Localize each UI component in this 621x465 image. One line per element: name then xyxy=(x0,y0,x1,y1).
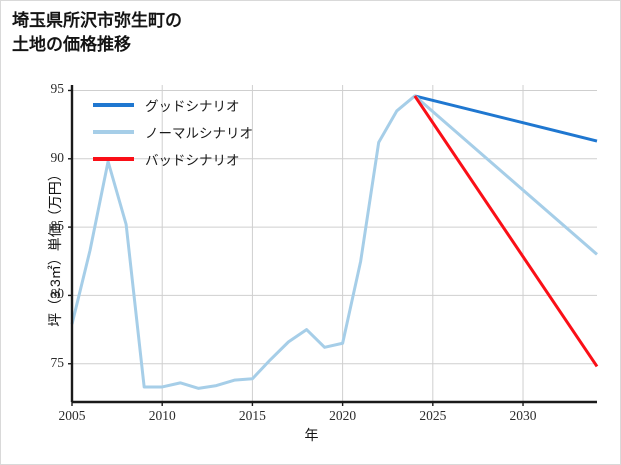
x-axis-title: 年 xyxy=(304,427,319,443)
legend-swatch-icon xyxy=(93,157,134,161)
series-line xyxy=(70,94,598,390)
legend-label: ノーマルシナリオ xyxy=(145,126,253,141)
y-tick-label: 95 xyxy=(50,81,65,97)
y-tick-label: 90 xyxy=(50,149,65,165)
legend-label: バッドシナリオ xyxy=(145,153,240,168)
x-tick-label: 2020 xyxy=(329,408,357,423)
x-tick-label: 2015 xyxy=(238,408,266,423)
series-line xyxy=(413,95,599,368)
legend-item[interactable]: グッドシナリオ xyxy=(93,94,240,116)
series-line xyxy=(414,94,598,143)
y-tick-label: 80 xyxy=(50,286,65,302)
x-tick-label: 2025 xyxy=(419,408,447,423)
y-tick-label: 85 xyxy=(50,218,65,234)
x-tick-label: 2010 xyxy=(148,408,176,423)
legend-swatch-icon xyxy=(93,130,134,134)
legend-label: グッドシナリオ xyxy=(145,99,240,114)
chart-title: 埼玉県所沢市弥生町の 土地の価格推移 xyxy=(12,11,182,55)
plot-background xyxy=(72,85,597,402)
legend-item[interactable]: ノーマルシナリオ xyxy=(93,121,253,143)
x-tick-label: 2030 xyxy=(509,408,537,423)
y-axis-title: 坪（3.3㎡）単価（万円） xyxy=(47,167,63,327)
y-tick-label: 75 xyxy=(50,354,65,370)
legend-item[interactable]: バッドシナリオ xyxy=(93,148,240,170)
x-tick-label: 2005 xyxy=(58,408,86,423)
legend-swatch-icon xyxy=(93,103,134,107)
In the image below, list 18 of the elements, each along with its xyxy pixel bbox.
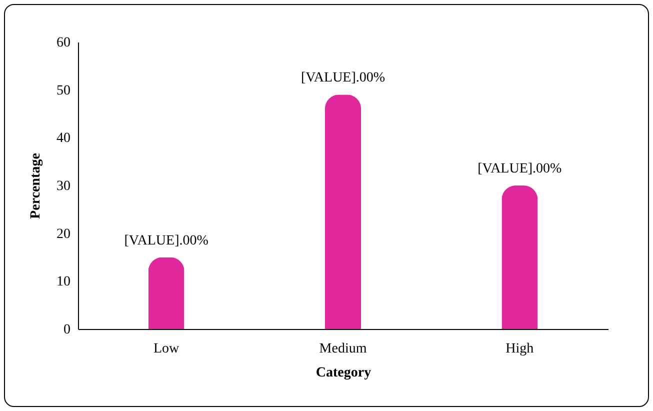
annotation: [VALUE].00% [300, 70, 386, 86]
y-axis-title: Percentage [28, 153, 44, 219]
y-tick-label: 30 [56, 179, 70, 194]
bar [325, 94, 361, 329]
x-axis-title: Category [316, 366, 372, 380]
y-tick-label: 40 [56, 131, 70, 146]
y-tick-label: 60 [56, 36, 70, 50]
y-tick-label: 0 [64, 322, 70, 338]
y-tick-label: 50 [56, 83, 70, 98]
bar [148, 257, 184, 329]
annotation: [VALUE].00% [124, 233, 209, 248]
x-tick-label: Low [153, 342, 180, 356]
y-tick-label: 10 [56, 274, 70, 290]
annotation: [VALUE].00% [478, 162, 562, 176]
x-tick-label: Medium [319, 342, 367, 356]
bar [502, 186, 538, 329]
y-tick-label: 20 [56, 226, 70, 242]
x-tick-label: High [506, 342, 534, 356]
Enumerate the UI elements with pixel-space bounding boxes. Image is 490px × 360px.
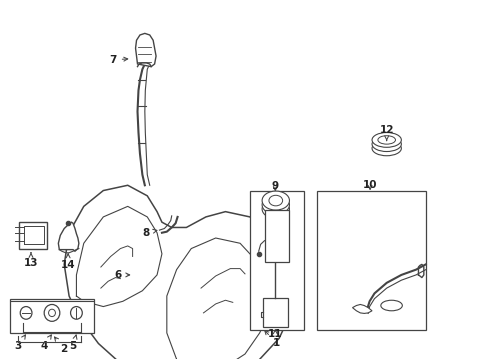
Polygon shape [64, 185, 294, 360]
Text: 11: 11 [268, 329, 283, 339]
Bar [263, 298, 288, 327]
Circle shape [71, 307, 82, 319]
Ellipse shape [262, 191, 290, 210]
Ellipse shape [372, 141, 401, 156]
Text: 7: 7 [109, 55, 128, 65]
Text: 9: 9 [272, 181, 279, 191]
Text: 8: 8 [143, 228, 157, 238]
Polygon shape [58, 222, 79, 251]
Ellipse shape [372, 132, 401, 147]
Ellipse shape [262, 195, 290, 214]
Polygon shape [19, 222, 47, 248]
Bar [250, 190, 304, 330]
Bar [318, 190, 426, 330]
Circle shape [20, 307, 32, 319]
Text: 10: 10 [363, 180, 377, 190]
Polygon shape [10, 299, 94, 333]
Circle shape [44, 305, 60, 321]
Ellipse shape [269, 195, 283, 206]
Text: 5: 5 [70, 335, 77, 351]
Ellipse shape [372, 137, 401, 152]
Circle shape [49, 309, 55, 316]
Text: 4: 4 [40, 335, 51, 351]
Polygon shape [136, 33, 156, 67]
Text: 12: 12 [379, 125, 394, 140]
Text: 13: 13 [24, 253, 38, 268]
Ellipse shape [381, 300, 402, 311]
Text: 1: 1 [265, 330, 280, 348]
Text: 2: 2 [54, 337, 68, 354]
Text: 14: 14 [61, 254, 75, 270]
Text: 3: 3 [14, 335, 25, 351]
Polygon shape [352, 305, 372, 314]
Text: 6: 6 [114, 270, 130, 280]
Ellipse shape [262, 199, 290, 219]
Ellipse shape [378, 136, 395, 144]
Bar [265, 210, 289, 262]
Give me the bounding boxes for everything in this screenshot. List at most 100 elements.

---

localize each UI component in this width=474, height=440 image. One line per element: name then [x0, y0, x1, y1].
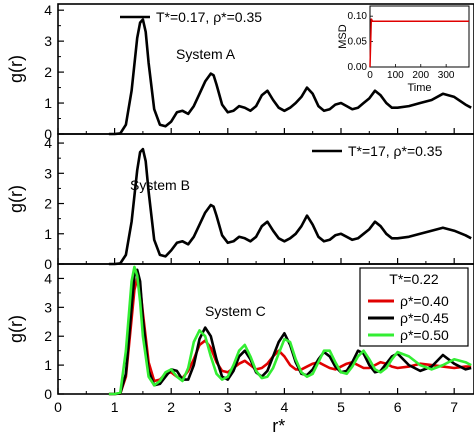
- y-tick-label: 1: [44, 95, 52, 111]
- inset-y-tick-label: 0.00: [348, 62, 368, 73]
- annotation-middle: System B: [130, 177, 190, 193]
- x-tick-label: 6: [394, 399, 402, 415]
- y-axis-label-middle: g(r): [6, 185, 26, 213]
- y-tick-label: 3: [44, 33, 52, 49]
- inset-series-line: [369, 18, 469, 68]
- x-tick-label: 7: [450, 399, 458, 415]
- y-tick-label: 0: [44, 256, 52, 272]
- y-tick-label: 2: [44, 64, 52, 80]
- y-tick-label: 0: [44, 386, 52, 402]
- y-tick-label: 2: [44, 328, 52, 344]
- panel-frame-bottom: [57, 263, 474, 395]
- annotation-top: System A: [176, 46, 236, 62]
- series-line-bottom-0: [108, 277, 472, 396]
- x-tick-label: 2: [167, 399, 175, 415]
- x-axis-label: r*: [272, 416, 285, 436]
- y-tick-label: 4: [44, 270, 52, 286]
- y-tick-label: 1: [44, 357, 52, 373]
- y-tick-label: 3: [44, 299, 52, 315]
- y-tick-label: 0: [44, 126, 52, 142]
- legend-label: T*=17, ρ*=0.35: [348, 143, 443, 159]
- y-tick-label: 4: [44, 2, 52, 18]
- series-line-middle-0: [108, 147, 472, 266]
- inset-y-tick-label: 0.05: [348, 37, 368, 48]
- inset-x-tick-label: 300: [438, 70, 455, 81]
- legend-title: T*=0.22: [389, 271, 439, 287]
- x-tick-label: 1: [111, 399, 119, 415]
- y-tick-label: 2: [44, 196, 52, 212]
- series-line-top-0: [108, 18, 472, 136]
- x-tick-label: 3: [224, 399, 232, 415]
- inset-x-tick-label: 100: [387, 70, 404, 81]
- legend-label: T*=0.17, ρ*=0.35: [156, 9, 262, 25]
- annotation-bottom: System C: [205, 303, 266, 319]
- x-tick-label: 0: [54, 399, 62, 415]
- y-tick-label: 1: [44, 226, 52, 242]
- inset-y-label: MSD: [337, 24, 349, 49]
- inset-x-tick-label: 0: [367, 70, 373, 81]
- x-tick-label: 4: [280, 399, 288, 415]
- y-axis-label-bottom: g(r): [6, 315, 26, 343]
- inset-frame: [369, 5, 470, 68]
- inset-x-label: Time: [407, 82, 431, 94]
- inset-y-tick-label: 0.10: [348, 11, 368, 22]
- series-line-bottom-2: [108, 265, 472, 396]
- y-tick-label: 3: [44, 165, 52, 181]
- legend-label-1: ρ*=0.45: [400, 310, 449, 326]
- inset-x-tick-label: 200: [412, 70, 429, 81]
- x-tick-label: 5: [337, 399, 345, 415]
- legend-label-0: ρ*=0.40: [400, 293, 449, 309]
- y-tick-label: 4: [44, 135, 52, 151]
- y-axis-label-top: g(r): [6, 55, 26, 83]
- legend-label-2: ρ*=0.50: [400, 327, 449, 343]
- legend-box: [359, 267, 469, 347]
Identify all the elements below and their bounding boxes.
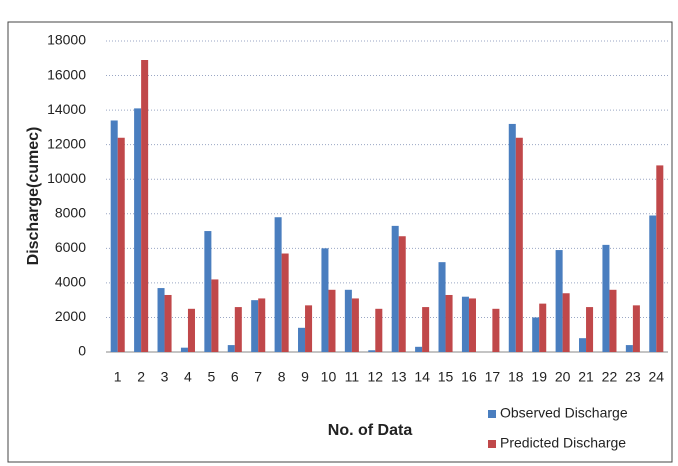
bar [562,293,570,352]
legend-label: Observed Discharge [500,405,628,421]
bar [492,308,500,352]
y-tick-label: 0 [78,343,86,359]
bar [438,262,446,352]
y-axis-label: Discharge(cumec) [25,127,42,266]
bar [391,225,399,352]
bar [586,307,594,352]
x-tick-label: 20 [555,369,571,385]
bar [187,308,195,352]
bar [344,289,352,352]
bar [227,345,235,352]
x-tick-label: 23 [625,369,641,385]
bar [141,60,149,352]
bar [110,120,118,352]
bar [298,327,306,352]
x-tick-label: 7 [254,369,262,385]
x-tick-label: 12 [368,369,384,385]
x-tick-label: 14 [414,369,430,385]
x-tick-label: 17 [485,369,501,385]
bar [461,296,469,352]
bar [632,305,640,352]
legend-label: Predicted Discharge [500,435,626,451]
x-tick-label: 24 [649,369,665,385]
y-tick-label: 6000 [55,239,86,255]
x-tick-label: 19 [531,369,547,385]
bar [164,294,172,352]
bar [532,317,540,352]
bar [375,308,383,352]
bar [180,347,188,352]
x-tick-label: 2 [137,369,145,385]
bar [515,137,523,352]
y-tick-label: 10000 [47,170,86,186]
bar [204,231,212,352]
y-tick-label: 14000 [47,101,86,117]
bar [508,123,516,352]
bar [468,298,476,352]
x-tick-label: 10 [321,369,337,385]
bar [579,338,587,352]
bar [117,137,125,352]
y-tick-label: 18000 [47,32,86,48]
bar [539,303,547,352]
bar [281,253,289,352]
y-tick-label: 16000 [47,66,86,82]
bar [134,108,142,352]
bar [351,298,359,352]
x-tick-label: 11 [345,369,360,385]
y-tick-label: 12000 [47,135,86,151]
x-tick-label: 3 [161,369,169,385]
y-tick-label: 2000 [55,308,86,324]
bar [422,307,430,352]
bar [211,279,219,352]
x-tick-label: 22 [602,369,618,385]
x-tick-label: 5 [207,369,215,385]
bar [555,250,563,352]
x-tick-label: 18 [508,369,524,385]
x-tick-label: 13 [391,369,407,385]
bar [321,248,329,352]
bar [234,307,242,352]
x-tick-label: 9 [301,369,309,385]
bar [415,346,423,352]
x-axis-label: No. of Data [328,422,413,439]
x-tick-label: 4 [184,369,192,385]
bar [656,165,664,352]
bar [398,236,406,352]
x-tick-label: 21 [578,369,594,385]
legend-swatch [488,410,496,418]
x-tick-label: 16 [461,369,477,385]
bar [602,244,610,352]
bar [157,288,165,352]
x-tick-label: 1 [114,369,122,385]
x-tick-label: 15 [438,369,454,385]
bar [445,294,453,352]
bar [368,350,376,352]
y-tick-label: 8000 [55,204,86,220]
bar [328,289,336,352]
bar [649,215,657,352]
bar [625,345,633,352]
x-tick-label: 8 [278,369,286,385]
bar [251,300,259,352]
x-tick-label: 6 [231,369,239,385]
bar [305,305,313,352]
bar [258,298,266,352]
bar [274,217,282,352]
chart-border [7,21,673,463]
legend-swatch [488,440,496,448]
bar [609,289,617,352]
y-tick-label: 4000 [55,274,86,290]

## Problem
Rename "inset-series-line" to "inset-curve" in the entries from the line containing "- y-tick-label: 1: [44, 95, 52, 111]" up to and including the line containing "- legend-title: T*=0.22: [389, 271, 439, 287]". Output only those lines, with everything else left as it is.

## Task result
- y-tick-label: 1: [44, 95, 52, 111]
- inset-y-tick-label: 0.00: [348, 62, 368, 73]
- annotation-middle: System B: [130, 177, 190, 193]
- x-tick-label: 6: [394, 399, 402, 415]
- y-axis-label-middle: g(r): [6, 185, 26, 213]
- y-tick-label: 3: [44, 33, 52, 49]
- inset-curve: [369, 18, 469, 68]
- x-tick-label: 7: [450, 399, 458, 415]
- y-tick-label: 0: [44, 256, 52, 272]
- y-tick-label: 2: [44, 64, 52, 80]
- y-tick-label: 0: [44, 386, 52, 402]
- y-tick-label: 2: [44, 328, 52, 344]
- panel-frame-bottom: [57, 263, 474, 395]
- annotation-top: System A: [176, 46, 236, 62]
- series-line-bottom-0: [108, 277, 472, 396]
- x-tick-label: 2: [167, 399, 175, 415]
- x-axis-label: r*: [272, 416, 285, 436]
- y-tick-label: 4: [44, 270, 52, 286]
- y-tick-label: 1: [44, 357, 52, 373]
- y-tick-label: 3: [44, 299, 52, 315]
- y-tick-label: 0: [44, 126, 52, 142]
- legend-label: T*=17, ρ*=0.35: [348, 143, 443, 159]
- y-tick-label: 4: [44, 2, 52, 18]
- series-line-middle-0: [108, 147, 472, 266]
- inset-y-tick-label: 0.05: [348, 37, 368, 48]
- inset-x-tick-label: 300: [438, 70, 455, 81]
- legend-title: T*=0.22: [389, 271, 439, 287]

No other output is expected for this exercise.